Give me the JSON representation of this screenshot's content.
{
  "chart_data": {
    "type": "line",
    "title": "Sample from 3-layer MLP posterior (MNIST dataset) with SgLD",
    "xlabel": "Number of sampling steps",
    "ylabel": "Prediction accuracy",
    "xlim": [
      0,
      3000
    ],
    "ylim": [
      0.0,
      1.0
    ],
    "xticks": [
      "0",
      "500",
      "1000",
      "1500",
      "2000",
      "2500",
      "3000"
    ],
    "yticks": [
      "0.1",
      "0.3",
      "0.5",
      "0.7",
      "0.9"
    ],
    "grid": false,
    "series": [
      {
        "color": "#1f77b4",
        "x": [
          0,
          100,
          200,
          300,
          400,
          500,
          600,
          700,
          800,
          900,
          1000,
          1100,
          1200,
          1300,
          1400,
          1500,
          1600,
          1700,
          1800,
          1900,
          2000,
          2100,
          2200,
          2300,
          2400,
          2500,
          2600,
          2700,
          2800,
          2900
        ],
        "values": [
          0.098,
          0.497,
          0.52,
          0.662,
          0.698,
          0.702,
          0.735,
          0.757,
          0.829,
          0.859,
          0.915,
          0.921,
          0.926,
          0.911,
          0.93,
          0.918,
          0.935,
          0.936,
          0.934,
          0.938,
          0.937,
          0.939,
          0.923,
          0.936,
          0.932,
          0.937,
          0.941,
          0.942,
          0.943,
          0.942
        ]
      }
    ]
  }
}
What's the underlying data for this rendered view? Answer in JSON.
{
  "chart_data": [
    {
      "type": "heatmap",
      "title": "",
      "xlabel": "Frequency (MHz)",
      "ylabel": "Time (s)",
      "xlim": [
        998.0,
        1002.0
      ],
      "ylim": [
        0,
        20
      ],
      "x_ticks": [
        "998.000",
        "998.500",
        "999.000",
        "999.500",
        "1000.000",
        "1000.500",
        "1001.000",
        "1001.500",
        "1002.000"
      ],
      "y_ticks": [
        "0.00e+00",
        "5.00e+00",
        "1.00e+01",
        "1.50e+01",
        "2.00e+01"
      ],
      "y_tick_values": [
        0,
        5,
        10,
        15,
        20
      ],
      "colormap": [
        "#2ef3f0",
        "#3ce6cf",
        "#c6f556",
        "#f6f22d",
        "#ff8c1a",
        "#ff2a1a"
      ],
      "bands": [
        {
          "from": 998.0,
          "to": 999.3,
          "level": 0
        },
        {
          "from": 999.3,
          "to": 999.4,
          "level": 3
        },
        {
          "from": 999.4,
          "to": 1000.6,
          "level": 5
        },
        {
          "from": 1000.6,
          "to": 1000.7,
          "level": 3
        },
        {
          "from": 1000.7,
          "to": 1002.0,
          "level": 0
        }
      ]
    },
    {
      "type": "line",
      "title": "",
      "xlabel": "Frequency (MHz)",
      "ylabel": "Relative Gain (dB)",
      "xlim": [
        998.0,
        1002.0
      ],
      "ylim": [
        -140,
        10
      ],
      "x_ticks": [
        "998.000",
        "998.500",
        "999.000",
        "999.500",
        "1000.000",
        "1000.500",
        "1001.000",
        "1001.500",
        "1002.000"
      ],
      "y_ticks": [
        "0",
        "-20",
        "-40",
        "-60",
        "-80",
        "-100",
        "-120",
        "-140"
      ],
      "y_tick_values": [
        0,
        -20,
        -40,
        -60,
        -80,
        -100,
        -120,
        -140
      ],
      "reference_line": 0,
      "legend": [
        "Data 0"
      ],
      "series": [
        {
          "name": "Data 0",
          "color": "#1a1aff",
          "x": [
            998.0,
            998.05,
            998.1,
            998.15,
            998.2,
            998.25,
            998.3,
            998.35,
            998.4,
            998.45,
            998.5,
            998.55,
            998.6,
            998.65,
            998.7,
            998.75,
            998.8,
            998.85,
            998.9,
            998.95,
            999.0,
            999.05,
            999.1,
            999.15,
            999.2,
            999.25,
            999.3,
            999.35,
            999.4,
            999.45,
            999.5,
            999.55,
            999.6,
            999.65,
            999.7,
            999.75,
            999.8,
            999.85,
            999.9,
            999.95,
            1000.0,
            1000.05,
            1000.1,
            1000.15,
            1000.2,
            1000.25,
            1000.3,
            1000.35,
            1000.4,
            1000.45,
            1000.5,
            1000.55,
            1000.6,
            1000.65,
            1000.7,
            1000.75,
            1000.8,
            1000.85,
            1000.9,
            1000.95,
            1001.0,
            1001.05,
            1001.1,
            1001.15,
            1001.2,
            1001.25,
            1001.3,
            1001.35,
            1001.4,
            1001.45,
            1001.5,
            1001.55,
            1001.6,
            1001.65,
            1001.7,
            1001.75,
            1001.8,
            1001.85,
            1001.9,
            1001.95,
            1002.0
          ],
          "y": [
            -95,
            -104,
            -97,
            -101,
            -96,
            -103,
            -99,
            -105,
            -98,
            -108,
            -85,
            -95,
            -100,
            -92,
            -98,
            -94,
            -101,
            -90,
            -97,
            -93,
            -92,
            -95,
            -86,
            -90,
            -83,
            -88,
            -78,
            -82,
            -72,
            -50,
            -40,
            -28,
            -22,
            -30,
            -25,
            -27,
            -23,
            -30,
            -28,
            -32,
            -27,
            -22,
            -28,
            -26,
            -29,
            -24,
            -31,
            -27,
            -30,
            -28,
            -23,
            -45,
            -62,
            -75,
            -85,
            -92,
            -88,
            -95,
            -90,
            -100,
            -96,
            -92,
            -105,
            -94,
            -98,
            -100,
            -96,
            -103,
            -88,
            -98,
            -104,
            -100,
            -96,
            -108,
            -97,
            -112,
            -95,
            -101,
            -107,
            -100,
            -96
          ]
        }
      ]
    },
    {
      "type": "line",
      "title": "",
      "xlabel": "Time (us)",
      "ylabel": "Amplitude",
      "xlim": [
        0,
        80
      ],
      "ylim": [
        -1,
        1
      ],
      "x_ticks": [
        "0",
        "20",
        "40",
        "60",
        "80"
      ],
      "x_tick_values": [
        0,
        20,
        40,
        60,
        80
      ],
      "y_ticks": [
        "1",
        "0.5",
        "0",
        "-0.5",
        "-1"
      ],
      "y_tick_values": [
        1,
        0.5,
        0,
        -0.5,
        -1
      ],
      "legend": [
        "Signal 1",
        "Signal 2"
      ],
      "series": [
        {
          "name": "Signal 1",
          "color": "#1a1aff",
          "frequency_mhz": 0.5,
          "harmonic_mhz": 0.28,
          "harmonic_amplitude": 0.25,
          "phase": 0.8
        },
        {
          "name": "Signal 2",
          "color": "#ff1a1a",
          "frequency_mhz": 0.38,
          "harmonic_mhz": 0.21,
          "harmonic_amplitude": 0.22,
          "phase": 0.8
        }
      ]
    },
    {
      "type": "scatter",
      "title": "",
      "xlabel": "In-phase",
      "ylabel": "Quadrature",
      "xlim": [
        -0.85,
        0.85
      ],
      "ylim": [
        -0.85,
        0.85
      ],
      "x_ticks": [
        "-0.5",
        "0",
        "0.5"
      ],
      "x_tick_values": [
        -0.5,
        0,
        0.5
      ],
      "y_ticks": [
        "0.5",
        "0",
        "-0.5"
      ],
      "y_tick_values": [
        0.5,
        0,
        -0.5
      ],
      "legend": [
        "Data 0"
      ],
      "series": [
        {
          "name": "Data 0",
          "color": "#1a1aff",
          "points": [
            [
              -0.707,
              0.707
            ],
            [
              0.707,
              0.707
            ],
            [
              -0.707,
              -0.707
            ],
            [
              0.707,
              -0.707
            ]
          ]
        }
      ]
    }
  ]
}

++++++++++++++++++++

* [Problem requirements]: Return all lines containing "ylabel".

* [Task response]:
    "ylabel": "Prediction accuracy",
      "ylabel": "Time (s)",
      "ylabel": "Relative Gain (dB)",
      "ylabel": "Amplitude",
      "ylabel": "Quadrature",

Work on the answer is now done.